# DIRECTIONS FOR THIS TASK
Go through the data and copy every line exactly, but not the images.

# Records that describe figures

>>>

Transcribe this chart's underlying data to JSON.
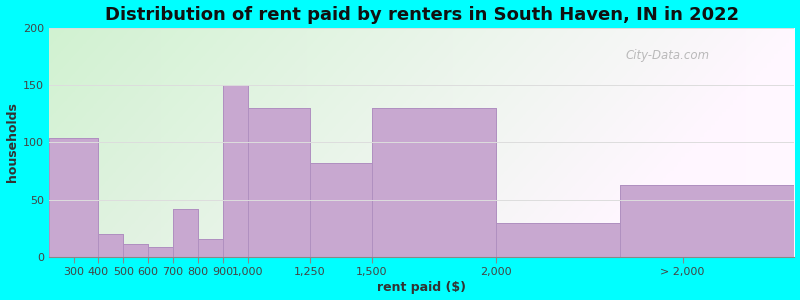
{
  "title": "Distribution of rent paid by renters in South Haven, IN in 2022",
  "xlabel": "rent paid ($)",
  "ylabel": "households",
  "bar_edges": [
    200,
    400,
    500,
    600,
    700,
    800,
    900,
    1000,
    1250,
    1500,
    2000,
    2500,
    3200
  ],
  "bar_values": [
    104,
    20,
    11,
    9,
    42,
    16,
    150,
    130,
    82,
    130,
    30,
    63
  ],
  "tick_positions": [
    300,
    400,
    500,
    600,
    700,
    800,
    900,
    1000,
    1250,
    1500,
    2000,
    2750
  ],
  "tick_labels": [
    "300",
    "400",
    "500",
    "600",
    "700",
    "800",
    "900",
    "1,000",
    "1,250",
    "1,500",
    "2,000",
    "> 2,000"
  ],
  "bar_color": "#c8a8d0",
  "bar_edge_color": "#b090c0",
  "ylim": [
    0,
    200
  ],
  "yticks": [
    0,
    50,
    100,
    150,
    200
  ],
  "background_color": "#00ffff",
  "title_fontsize": 13,
  "axis_label_fontsize": 9,
  "tick_fontsize": 8,
  "watermark": "City-Data.com"
}
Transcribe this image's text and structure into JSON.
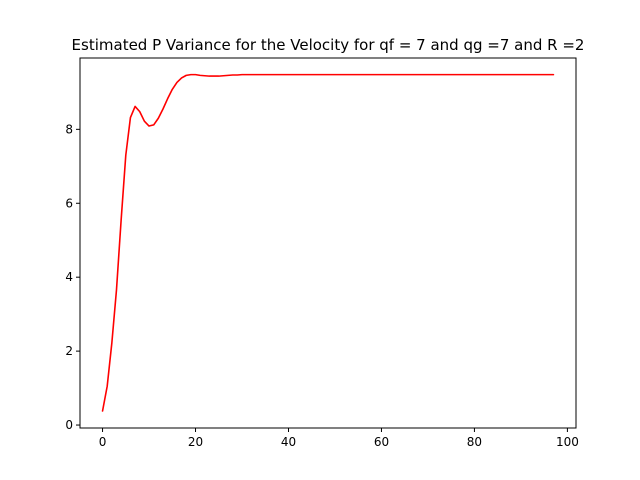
{
  "chart_data": {
    "type": "line",
    "title": "Estimated P Variance for the Velocity for qf = 7 and qg =7 and  R =2",
    "xlabel": "",
    "ylabel": "",
    "xlim": [
      -4.85,
      101.85
    ],
    "ylim": [
      -0.08,
      9.93
    ],
    "xticks": [
      0,
      20,
      40,
      60,
      80,
      100
    ],
    "xtick_labels": [
      "0",
      "20",
      "40",
      "60",
      "80",
      "100"
    ],
    "yticks": [
      0,
      2,
      4,
      6,
      8
    ],
    "ytick_labels": [
      "0",
      "2",
      "4",
      "6",
      "8"
    ],
    "grid": false,
    "legend": "none",
    "series": [
      {
        "color": "#ff0000",
        "x": [
          0,
          1,
          2,
          3,
          4,
          5,
          6,
          7,
          8,
          9,
          10,
          11,
          12,
          13,
          14,
          15,
          16,
          17,
          18,
          19,
          20,
          21,
          22,
          23,
          24,
          25,
          26,
          27,
          28,
          29,
          30,
          32,
          35,
          40,
          50,
          60,
          70,
          80,
          90,
          97
        ],
        "y": [
          0.38,
          1.05,
          2.22,
          3.66,
          5.55,
          7.3,
          8.32,
          8.62,
          8.48,
          8.22,
          8.09,
          8.12,
          8.3,
          8.55,
          8.83,
          9.08,
          9.27,
          9.39,
          9.46,
          9.48,
          9.48,
          9.46,
          9.45,
          9.44,
          9.44,
          9.44,
          9.45,
          9.46,
          9.47,
          9.47,
          9.48,
          9.48,
          9.48,
          9.48,
          9.48,
          9.48,
          9.48,
          9.48,
          9.48,
          9.48
        ]
      }
    ]
  }
}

<<<

# TASK SOLUTION
Transcribe this chart's underlying data to JSON.
{
  "title": "Distribution of rent paid by renters in South Haven, IN in 2022",
  "xlabel": "rent paid ($)",
  "ylabel": "households",
  "bar_edges": [
    200,
    400,
    500,
    600,
    700,
    800,
    900,
    1000,
    1250,
    1500,
    2000,
    2500,
    3200
  ],
  "bar_values": [
    104,
    20,
    11,
    9,
    42,
    16,
    150,
    130,
    82,
    130,
    30,
    63
  ],
  "tick_positions": [
    300,
    400,
    500,
    600,
    700,
    800,
    900,
    1000,
    1250,
    1500,
    2000,
    2750
  ],
  "tick_labels": [
    "300",
    "400",
    "500",
    "600",
    "700",
    "800",
    "900",
    "1,000",
    "1,250",
    "1,500",
    "2,000",
    "> 2,000"
  ],
  "bar_color": "#c8a8d0",
  "bar_edge_color": "#b090c0",
  "ylim": [
    0,
    200
  ],
  "yticks": [
    0,
    50,
    100,
    150,
    200
  ],
  "background_color": "#00ffff",
  "title_fontsize": 13,
  "axis_label_fontsize": 9,
  "tick_fontsize": 8,
  "watermark": "City-Data.com"
}
Transcribe this image's text and structure into JSON.
{
  "chart_data": {
    "type": "line",
    "title": "Estimated P Variance for the Velocity for qf = 7 and qg =7 and  R =2",
    "xlabel": "",
    "ylabel": "",
    "xlim": [
      -4.85,
      101.85
    ],
    "ylim": [
      -0.08,
      9.93
    ],
    "xticks": [
      0,
      20,
      40,
      60,
      80,
      100
    ],
    "xtick_labels": [
      "0",
      "20",
      "40",
      "60",
      "80",
      "100"
    ],
    "yticks": [
      0,
      2,
      4,
      6,
      8
    ],
    "ytick_labels": [
      "0",
      "2",
      "4",
      "6",
      "8"
    ],
    "grid": false,
    "legend": "none",
    "series": [
      {
        "color": "#ff0000",
        "x": [
          0,
          1,
          2,
          3,
          4,
          5,
          6,
          7,
          8,
          9,
          10,
          11,
          12,
          13,
          14,
          15,
          16,
          17,
          18,
          19,
          20,
          21,
          22,
          23,
          24,
          25,
          26,
          27,
          28,
          29,
          30,
          32,
          35,
          40,
          50,
          60,
          70,
          80,
          90,
          97
        ],
        "y": [
          0.38,
          1.05,
          2.22,
          3.66,
          5.55,
          7.3,
          8.32,
          8.62,
          8.48,
          8.22,
          8.09,
          8.12,
          8.3,
          8.55,
          8.83,
          9.08,
          9.27,
          9.39,
          9.46,
          9.48,
          9.48,
          9.46,
          9.45,
          9.44,
          9.44,
          9.44,
          9.45,
          9.46,
          9.47,
          9.47,
          9.48,
          9.48,
          9.48,
          9.48,
          9.48,
          9.48,
          9.48,
          9.48,
          9.48,
          9.48
        ]
      }
    ]
  }
}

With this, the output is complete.